### Исходный текст
_ _ _
Лермонтоведы, опираясь на свидетельства Павла Висковатова, до последней строчечки выяснили, какие именно стихи и впрямь связаны с мимолетным увлечением Михаила Юрьевича барышней Сушковой, а какие госпожа Хвостова себе присвоила. Посему на данном сюжете задерживаться не будем. К тому же летом 1830 года Лермонтову не довелось слишком уж долго размышлять о свойствах страсти и тайнах человеческого сердца. Вечером 12 июля в Середниково примчался Петр Мещеринов, привез свежие «Московские ведомости» с ужасной новостью: в Севастополе во время «чумного»[19] бунта убит Николай Алексеевич Столыпин. Слух о севастопольской трагедии долетел до Середникова несколькими днями ранее, но до 12 июля еще теплилась надежда. Елизавета Алексеевна никак не могла смириться с немилосердной судьбой. Чтобы вот так, вдруг, один за другим… Аркадий, Дмитрий, Николай?
Получив сообщение о смерти брата, она сразу же решила ехать на богомолье в Троице-Сергиеву лавру, с тем чтобы там отслужить молебен по убиенному. Сильно беспокоило ее и отсутствие вестей с Кавказа. Чуяла: не перенесет Екатерина, с ее-то сердцем, новой утраты. И как в воду крещенскую глядела. В том же тридцатом, перед самым Рождеством, Мария Акимовна перешлет милой тетушке с оказией письмо от брата Акима Акимыча, из Кисловодска посланное и полученное в Апалихе еще до холеры. «Вот мы и круглые сироты, милая ты моя Маша…»
_ _ _
Кто, согласно тексту о Лермонтове летом 1830 года, вечером 12 июля привез в Середниково «Московские ведомости»? Записи являются отдельным, самостоятельным материалом.

### Набор записей
_ _ _
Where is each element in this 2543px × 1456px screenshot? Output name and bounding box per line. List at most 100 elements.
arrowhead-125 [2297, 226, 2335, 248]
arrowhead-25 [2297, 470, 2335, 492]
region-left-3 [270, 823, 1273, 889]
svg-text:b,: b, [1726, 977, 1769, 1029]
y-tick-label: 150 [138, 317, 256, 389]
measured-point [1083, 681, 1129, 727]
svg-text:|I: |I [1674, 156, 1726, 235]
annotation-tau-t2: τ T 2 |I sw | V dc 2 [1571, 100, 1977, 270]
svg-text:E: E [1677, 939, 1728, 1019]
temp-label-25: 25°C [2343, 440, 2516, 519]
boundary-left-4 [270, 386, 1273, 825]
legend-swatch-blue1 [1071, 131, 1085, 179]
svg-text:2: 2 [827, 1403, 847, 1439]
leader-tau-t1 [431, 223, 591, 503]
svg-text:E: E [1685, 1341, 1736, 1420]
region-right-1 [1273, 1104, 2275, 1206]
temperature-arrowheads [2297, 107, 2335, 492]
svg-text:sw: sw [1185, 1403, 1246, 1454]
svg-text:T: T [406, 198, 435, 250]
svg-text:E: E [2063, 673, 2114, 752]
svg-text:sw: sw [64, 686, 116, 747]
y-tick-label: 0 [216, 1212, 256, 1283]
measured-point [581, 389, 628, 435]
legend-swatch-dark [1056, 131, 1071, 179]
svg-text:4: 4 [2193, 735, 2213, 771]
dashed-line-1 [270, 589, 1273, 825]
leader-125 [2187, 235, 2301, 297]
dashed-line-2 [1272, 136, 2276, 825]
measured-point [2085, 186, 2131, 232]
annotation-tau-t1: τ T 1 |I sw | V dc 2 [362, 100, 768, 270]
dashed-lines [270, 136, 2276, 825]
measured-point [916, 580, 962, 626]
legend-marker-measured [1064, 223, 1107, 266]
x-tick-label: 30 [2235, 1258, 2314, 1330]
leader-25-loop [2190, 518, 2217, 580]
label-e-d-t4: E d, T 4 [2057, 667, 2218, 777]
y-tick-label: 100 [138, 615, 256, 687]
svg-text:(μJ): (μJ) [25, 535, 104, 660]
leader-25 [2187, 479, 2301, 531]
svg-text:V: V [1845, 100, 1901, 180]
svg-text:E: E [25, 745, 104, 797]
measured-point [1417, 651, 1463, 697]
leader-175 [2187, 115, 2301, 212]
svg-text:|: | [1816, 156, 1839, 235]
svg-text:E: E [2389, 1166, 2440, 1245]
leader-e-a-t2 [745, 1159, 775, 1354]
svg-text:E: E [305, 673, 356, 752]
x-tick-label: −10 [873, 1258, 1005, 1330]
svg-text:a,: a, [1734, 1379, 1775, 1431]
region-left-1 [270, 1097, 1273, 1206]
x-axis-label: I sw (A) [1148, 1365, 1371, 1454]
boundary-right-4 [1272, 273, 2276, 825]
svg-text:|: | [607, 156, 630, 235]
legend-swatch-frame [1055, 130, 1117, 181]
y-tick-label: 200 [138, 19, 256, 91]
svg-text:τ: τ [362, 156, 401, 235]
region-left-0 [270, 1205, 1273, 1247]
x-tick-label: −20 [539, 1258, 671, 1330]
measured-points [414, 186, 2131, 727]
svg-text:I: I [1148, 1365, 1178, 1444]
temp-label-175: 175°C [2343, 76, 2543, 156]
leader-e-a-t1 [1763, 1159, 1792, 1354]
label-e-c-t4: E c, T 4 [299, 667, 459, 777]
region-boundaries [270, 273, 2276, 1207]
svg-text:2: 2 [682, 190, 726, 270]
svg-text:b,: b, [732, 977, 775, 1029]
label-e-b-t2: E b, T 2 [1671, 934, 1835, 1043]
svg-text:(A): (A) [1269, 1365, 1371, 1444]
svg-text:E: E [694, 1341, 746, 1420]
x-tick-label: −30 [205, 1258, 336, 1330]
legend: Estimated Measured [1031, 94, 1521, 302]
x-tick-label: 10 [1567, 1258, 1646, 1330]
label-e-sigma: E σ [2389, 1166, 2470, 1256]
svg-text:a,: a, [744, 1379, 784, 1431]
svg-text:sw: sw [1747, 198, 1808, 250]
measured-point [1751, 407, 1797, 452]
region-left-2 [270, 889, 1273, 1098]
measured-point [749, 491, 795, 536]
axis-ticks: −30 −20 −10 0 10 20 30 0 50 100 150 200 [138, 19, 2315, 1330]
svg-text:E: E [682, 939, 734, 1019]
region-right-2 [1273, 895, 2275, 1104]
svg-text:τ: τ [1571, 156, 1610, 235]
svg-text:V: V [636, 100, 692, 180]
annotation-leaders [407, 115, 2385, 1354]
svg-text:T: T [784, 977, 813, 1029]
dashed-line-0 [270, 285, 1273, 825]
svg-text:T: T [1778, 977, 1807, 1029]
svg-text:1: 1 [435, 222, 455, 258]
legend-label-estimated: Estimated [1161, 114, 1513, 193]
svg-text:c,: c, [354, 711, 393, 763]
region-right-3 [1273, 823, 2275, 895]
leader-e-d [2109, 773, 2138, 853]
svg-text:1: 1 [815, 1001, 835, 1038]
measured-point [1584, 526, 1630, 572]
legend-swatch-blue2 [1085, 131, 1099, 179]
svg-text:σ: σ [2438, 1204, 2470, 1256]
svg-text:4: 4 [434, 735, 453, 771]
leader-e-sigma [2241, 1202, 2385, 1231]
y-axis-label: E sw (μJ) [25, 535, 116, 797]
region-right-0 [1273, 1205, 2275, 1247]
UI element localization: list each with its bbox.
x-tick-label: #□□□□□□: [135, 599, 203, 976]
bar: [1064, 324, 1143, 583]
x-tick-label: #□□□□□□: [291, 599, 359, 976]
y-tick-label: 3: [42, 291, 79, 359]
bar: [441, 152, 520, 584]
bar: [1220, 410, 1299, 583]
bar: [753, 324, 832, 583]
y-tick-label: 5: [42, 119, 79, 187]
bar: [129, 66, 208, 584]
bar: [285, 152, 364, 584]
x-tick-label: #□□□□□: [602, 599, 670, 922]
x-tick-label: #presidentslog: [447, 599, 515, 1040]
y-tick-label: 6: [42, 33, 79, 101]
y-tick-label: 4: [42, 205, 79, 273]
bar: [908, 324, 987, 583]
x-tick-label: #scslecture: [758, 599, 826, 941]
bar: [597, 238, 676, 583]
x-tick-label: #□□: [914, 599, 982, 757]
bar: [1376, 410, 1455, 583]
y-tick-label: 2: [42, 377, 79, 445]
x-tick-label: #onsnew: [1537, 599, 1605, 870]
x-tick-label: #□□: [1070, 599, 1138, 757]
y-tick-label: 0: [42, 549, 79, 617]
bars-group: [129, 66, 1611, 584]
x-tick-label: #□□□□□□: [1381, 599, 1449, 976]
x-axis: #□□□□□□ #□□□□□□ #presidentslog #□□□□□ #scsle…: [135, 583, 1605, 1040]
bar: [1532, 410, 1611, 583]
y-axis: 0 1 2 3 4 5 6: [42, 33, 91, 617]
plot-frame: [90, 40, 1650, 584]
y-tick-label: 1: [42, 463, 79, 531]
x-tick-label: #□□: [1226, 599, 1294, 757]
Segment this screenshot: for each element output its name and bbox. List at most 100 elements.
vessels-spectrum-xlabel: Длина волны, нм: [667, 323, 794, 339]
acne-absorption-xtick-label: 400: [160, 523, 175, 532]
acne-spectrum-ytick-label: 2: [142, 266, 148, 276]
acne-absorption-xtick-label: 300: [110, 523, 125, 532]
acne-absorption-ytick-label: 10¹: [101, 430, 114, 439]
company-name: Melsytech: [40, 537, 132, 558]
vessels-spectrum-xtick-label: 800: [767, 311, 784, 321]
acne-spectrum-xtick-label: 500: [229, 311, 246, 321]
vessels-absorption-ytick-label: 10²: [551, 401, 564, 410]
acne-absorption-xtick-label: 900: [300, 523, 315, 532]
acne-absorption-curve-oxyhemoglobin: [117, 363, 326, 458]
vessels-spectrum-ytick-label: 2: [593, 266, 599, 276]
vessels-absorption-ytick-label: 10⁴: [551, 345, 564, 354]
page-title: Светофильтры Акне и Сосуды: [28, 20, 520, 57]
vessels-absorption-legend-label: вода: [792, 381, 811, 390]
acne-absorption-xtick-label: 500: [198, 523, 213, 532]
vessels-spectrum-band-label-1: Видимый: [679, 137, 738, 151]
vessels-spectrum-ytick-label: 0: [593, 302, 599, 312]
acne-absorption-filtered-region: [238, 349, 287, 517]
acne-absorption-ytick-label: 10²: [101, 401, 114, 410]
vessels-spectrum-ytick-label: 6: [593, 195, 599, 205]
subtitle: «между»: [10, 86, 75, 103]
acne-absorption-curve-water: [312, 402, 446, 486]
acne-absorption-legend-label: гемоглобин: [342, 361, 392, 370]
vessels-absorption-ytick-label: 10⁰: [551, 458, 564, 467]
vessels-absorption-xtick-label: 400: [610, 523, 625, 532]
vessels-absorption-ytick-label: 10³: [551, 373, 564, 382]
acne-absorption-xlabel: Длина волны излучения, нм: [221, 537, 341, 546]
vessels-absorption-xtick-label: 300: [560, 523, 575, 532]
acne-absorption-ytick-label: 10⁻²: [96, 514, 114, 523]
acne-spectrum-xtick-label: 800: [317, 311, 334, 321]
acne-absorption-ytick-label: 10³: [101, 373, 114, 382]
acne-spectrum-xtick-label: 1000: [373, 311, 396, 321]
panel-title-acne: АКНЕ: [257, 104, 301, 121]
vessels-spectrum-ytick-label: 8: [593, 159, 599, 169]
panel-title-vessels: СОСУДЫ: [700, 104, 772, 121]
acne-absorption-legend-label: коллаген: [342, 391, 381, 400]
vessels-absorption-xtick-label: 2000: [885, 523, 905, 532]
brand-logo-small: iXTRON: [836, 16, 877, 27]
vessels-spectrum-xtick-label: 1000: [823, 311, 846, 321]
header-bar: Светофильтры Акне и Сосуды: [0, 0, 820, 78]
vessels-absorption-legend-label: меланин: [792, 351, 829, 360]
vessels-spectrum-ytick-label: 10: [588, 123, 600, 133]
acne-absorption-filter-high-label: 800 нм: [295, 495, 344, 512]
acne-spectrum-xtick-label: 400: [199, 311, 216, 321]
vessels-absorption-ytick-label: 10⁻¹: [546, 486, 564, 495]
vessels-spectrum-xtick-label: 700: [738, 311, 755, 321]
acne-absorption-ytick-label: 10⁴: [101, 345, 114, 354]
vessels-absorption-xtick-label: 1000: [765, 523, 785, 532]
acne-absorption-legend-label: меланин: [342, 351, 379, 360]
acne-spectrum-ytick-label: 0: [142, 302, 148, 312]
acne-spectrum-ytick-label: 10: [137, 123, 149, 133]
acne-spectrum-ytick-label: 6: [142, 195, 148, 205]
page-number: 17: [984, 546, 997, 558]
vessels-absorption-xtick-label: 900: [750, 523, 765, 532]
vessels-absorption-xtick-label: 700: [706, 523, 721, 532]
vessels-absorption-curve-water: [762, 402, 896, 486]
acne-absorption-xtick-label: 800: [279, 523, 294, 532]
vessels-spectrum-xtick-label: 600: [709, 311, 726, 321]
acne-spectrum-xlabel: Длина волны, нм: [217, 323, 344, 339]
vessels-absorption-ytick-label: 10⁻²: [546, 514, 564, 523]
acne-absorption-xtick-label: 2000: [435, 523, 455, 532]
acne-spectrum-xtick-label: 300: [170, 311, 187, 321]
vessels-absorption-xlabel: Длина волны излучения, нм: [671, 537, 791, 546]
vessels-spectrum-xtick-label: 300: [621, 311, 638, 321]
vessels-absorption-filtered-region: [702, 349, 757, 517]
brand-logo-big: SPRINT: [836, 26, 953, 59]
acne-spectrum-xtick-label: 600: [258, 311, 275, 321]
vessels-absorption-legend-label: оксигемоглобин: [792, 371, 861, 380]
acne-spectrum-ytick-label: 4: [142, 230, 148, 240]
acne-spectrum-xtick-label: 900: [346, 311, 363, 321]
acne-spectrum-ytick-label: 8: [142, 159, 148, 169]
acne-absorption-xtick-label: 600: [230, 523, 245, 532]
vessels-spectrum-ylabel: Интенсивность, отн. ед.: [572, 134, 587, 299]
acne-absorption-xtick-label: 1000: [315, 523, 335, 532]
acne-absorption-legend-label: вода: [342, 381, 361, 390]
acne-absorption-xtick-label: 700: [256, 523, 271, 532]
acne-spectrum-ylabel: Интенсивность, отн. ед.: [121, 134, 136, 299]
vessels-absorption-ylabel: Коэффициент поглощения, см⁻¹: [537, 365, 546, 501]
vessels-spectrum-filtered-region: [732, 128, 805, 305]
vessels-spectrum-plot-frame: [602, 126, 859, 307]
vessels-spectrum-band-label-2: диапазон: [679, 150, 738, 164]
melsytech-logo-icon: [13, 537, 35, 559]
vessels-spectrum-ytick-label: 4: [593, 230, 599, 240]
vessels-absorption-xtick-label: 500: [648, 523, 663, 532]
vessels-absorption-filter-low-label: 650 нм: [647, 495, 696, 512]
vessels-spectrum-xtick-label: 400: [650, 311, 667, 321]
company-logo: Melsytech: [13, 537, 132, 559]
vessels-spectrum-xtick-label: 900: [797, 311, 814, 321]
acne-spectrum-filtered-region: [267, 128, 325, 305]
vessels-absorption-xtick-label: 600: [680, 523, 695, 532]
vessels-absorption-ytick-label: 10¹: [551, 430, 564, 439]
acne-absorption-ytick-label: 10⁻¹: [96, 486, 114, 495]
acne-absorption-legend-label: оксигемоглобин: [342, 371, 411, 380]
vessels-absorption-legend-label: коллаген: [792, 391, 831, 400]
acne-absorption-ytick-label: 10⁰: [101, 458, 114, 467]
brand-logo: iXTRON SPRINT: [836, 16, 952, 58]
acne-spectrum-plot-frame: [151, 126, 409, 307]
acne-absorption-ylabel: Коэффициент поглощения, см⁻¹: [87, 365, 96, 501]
_ _ _
### Результат задания
Петр Мещеринов.